WORK TO DO: Reproduce each line bearing the word "Mario".

TASK INPUTS:
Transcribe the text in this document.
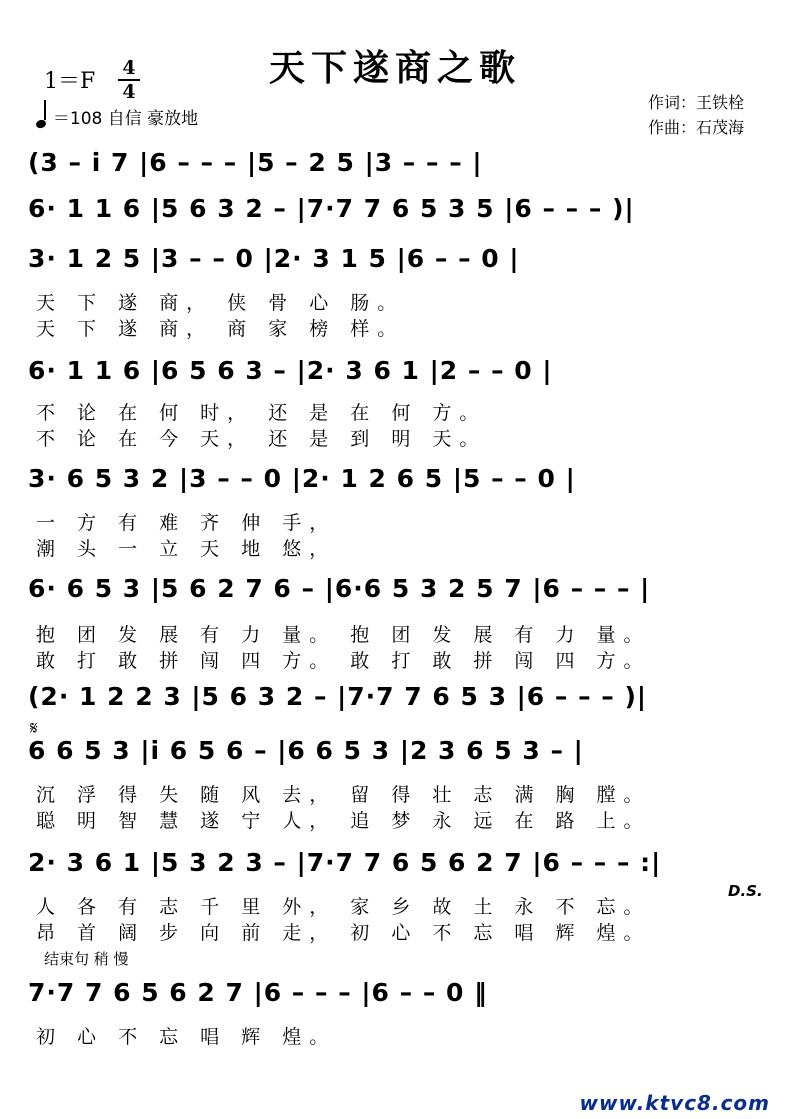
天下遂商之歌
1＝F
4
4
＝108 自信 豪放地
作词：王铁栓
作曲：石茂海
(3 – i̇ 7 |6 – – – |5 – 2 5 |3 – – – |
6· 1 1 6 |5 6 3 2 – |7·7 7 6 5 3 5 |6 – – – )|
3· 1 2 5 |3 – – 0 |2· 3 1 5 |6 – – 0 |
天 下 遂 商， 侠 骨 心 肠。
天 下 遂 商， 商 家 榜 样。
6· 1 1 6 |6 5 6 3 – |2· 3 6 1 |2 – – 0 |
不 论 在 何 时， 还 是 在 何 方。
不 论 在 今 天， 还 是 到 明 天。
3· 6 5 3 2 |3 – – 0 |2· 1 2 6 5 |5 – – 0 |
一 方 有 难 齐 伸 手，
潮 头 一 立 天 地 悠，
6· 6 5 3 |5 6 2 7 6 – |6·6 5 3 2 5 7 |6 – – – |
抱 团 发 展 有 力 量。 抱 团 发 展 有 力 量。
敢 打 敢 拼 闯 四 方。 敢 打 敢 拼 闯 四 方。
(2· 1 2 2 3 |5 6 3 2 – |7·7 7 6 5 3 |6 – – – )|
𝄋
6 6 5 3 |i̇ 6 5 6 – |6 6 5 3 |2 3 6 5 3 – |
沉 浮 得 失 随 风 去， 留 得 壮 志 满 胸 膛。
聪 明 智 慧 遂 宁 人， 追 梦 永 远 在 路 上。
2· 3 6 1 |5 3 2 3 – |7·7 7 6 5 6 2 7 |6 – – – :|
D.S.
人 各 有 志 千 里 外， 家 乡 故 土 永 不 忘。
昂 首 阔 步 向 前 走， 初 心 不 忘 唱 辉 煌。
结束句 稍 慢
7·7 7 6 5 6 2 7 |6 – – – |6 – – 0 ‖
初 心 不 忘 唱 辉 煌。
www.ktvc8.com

--

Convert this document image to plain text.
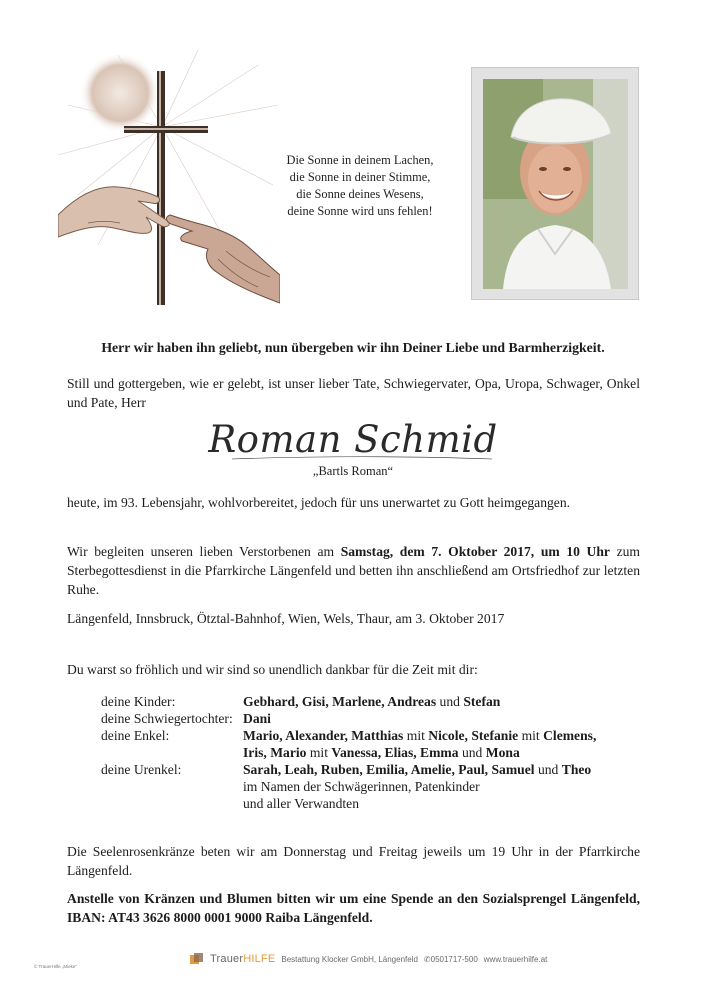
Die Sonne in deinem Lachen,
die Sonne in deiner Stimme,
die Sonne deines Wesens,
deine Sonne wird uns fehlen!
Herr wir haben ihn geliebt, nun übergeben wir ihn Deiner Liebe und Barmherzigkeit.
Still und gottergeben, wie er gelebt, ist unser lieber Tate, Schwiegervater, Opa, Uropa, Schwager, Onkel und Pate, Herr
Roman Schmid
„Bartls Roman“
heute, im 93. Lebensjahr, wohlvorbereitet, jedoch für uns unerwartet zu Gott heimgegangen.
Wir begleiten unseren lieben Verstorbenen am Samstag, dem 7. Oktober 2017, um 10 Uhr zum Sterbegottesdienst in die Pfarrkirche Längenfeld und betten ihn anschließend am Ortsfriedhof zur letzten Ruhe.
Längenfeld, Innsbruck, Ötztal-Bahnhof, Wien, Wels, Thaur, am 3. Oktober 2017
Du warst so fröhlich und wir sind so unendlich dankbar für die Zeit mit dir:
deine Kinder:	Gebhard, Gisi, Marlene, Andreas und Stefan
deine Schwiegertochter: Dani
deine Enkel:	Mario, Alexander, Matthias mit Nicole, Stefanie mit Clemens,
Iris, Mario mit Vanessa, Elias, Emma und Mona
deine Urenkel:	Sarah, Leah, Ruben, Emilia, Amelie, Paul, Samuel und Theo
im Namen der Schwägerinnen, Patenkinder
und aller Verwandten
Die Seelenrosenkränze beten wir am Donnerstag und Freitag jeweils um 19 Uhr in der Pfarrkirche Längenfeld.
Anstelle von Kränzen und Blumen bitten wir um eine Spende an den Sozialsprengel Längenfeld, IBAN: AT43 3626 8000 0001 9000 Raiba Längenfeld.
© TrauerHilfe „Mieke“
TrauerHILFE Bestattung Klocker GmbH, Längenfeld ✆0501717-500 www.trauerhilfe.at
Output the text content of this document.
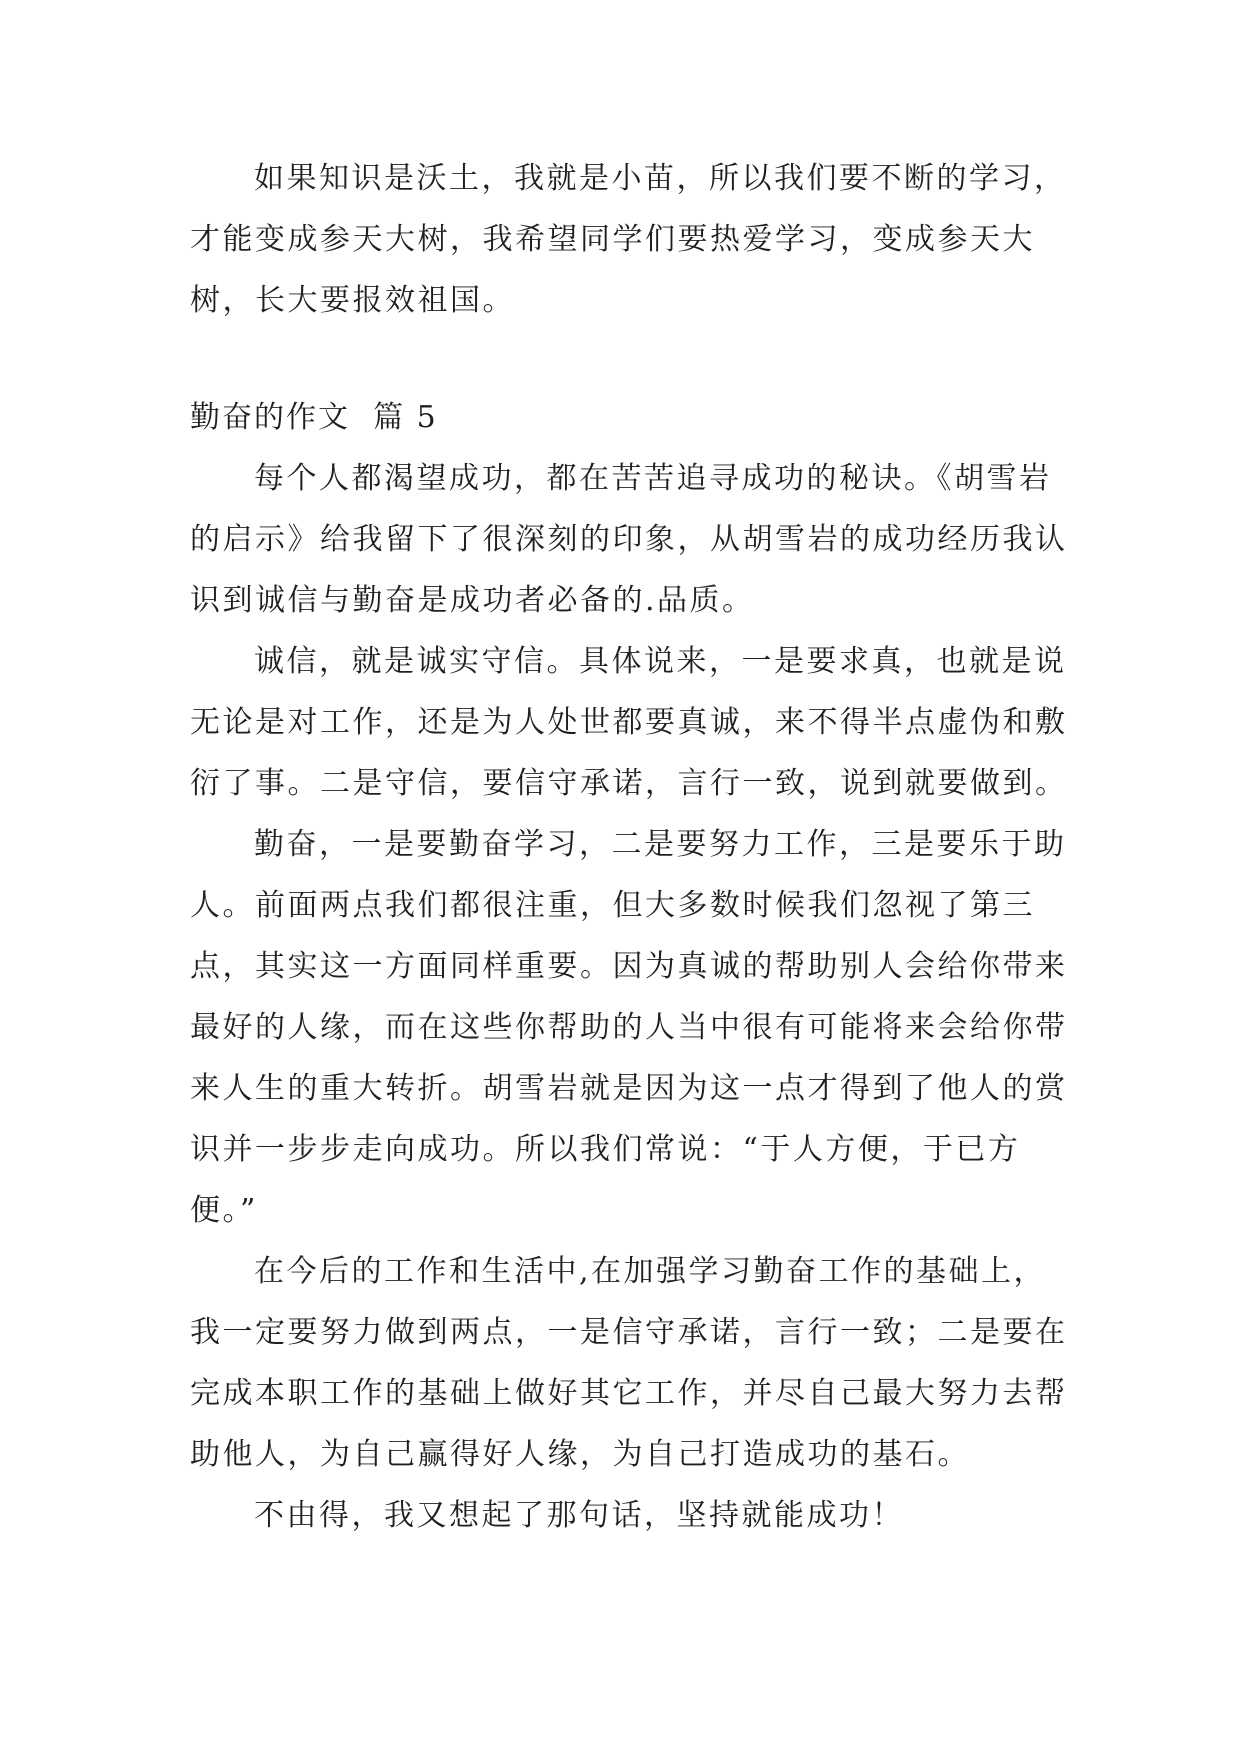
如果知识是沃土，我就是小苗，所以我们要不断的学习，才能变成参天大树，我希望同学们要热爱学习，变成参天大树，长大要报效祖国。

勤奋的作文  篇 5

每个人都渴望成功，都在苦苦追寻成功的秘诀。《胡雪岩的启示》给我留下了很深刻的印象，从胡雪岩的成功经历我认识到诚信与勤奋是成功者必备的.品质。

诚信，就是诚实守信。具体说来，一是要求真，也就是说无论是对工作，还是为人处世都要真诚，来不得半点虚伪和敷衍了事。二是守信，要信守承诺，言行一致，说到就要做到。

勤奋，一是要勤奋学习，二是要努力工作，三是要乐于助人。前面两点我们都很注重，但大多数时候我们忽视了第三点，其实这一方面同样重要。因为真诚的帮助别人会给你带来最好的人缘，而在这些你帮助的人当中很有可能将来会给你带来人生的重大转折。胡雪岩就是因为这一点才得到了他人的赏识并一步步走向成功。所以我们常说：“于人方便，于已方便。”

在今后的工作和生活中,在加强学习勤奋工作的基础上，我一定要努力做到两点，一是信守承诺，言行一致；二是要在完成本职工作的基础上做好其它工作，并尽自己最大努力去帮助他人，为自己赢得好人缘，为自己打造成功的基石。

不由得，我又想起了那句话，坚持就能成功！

COMPLETED EXERCISE:
deine Enkel:	Mario, Alexander, Matthias mit Nicole, Stefanie mit Clemens,
Iris, Mario mit Vanessa, Elias, Emma und Mona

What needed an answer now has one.